AIM OF THE TASK. Tally the lines of the data that include the word "Blood" and state the total, nothing else.

DATA EXCERPTS.
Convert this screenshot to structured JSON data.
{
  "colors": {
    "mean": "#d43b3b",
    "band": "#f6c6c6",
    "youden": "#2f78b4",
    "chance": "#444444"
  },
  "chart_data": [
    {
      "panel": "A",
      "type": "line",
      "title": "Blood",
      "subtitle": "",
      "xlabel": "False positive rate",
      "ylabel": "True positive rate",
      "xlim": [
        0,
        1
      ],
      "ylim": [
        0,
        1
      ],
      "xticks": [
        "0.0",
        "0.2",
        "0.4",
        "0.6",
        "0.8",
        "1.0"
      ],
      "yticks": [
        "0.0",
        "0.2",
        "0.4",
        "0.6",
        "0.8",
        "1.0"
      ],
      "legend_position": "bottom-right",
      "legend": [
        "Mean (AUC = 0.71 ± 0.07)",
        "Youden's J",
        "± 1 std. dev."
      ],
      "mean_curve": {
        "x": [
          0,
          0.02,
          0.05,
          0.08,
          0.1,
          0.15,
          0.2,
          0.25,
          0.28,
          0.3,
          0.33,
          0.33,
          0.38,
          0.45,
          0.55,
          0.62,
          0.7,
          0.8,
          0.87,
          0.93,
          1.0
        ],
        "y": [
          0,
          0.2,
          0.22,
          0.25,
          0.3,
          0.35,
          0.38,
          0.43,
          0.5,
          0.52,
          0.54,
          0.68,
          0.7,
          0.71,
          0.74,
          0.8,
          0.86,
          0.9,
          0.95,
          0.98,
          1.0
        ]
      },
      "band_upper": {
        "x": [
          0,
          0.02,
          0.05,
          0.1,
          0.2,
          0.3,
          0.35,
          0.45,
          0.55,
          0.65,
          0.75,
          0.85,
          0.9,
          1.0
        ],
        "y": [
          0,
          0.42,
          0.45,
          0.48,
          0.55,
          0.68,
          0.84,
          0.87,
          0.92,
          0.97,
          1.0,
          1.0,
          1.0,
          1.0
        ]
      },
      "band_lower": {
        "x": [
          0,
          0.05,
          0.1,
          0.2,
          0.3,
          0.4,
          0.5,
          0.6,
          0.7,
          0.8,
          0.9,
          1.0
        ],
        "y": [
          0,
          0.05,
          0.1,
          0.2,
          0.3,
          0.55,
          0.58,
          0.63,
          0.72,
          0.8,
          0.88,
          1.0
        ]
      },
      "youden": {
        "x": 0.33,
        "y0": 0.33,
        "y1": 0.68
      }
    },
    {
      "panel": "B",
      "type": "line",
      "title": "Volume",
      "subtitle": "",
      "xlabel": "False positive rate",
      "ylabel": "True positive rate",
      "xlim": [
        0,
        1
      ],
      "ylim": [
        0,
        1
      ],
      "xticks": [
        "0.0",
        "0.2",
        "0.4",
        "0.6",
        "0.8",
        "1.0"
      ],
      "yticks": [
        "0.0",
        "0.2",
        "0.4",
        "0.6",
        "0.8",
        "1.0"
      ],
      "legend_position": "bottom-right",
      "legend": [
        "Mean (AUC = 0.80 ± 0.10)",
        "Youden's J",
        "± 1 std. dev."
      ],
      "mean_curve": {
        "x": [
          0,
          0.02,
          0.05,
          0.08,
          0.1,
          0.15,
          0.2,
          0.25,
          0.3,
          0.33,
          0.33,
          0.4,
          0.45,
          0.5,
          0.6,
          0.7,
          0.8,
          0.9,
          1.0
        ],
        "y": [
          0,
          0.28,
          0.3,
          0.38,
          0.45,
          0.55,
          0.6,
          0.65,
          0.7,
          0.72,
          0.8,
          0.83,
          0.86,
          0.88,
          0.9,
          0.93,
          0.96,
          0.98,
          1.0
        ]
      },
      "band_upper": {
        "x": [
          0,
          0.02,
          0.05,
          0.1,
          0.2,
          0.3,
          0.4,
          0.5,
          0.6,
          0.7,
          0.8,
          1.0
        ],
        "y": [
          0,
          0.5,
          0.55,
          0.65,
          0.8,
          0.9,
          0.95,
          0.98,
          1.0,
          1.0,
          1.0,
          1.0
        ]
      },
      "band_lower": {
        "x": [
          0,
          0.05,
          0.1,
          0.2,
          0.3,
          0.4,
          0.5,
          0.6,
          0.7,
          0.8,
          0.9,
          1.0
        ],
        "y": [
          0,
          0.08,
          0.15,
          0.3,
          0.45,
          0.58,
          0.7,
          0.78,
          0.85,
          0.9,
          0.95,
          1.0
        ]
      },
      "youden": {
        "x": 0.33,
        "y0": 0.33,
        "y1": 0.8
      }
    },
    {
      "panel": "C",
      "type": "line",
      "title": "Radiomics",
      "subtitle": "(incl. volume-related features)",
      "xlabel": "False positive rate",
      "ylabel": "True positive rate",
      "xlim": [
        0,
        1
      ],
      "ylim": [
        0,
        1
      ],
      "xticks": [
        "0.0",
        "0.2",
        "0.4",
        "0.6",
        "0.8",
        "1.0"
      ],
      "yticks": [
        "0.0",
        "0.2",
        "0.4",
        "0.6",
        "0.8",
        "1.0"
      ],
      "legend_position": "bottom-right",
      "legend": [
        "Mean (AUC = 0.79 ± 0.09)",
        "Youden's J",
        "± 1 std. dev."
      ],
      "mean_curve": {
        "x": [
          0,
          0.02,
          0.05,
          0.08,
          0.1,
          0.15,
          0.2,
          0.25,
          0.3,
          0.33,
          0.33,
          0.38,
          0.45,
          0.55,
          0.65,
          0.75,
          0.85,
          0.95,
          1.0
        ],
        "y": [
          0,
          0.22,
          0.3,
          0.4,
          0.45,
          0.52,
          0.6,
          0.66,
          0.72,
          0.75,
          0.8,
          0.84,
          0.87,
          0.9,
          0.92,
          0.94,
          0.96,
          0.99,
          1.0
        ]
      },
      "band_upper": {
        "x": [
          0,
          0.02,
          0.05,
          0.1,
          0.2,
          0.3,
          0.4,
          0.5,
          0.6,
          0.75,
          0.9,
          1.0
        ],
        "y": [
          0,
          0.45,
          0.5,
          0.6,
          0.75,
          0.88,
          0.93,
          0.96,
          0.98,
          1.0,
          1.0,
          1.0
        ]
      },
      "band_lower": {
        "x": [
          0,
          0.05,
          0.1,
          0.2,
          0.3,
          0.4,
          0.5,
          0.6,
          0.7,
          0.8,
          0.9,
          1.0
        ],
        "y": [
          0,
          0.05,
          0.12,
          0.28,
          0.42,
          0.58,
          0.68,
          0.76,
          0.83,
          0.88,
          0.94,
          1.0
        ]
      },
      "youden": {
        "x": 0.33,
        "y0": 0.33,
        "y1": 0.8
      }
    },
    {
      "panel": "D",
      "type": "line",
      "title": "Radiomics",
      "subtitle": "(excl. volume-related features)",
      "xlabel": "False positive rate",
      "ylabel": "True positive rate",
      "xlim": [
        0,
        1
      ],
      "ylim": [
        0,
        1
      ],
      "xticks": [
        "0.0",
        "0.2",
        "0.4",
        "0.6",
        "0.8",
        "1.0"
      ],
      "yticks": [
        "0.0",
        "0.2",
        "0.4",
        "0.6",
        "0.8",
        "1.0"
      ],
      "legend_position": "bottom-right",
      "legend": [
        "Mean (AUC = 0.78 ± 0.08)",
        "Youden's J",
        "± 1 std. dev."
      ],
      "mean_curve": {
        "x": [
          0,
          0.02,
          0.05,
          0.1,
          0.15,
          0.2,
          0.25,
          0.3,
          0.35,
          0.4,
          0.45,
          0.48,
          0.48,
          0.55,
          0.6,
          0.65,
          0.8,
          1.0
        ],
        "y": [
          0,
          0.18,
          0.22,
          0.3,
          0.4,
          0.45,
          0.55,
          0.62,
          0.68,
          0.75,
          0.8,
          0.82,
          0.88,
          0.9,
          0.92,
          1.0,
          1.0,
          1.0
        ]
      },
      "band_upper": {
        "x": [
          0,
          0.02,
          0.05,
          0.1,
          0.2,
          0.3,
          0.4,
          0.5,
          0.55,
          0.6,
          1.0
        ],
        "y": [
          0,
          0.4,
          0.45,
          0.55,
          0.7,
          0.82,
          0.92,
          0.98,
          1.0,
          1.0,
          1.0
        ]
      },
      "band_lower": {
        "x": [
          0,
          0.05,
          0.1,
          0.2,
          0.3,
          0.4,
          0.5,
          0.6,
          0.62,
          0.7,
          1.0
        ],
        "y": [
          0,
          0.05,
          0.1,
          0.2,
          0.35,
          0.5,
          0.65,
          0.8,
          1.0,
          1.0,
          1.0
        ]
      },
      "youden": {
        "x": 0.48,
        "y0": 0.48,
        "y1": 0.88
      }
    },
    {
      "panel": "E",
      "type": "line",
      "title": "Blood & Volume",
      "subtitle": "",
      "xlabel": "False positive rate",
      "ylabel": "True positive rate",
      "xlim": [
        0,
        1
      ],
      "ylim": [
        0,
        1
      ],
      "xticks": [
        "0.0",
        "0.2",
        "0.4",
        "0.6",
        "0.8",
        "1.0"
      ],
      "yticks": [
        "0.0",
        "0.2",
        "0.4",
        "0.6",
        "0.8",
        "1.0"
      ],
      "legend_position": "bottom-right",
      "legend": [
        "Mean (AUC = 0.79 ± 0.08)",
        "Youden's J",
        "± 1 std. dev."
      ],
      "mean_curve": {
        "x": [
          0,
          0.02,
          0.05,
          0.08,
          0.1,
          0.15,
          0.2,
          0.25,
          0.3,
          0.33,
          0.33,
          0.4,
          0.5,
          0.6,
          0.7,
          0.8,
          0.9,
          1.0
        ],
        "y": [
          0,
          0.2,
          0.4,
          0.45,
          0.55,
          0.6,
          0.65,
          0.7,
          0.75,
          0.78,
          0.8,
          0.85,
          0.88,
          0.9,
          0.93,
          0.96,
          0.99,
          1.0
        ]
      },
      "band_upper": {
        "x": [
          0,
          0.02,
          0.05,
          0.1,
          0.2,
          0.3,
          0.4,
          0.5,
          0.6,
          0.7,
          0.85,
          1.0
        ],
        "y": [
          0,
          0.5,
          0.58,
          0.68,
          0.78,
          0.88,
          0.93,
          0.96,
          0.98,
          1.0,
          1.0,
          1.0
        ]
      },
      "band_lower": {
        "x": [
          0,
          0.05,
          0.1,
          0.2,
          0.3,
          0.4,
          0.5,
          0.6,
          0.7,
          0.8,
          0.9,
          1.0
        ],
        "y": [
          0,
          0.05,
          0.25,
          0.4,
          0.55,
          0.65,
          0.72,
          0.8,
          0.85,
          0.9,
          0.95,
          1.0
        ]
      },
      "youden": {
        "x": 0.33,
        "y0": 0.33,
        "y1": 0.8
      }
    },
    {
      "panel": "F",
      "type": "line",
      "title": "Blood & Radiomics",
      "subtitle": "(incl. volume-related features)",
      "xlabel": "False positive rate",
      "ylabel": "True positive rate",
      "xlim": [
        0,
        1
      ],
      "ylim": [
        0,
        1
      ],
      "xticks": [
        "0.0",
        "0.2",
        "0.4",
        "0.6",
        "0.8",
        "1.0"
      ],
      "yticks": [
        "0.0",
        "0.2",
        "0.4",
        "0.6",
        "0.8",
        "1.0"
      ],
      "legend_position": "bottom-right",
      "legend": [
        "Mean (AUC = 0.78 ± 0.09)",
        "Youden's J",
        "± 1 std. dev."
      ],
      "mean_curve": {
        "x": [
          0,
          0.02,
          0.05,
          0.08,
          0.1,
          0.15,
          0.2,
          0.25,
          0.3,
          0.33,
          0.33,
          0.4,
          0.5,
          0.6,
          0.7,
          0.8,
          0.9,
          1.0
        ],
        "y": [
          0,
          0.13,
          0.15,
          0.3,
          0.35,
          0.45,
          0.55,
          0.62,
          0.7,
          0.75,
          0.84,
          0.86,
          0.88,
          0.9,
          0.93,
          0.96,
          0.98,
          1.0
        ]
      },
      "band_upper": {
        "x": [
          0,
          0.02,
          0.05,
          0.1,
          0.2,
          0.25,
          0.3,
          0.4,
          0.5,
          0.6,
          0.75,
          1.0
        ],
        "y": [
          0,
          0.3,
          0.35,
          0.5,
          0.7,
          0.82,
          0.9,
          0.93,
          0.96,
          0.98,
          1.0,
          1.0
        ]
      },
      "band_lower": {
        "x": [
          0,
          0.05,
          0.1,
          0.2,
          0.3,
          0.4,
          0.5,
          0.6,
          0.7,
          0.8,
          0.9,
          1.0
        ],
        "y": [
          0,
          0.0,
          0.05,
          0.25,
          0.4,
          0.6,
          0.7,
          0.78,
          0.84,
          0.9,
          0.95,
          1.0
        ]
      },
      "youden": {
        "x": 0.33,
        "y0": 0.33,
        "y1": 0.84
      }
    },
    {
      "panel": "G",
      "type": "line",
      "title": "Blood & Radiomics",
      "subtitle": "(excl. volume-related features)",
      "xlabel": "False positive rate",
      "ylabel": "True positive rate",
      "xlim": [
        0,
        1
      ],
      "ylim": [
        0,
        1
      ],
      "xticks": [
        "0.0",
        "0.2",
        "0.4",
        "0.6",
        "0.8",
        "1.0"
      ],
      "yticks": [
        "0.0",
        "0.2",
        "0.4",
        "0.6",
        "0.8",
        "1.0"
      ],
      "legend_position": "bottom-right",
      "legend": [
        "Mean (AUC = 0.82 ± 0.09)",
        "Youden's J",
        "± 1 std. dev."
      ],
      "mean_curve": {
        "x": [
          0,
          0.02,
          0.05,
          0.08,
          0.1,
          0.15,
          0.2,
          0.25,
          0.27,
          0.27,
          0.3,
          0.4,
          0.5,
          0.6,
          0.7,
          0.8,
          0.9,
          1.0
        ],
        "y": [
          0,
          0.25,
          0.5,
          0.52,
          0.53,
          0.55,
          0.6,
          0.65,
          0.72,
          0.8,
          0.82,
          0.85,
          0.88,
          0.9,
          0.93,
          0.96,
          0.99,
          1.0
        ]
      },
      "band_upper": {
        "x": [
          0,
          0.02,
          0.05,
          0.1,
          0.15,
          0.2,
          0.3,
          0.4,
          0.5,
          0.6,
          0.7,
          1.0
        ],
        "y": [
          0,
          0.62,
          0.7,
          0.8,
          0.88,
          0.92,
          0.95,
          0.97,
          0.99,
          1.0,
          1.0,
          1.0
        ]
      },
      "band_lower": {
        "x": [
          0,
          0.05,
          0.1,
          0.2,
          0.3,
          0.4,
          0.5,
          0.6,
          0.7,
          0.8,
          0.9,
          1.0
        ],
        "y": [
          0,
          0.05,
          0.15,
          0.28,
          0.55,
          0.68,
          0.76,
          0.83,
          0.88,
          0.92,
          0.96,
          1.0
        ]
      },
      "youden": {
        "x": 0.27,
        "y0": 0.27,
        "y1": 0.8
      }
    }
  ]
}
...
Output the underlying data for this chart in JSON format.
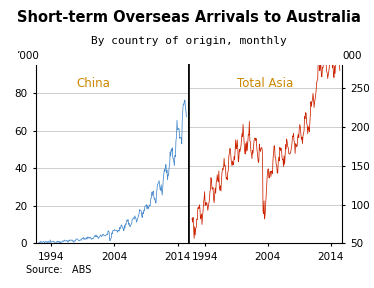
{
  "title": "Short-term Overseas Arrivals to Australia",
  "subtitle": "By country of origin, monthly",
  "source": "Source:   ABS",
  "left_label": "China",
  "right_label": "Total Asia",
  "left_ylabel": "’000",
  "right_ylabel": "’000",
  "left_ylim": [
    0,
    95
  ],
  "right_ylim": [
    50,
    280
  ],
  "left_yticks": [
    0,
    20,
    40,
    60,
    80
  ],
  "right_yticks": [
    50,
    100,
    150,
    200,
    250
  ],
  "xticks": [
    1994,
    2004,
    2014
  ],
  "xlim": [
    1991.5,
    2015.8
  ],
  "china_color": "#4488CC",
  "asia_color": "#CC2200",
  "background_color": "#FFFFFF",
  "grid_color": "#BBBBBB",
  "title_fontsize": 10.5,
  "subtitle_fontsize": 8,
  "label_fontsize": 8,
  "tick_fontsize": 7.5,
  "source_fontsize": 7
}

REPLY. 4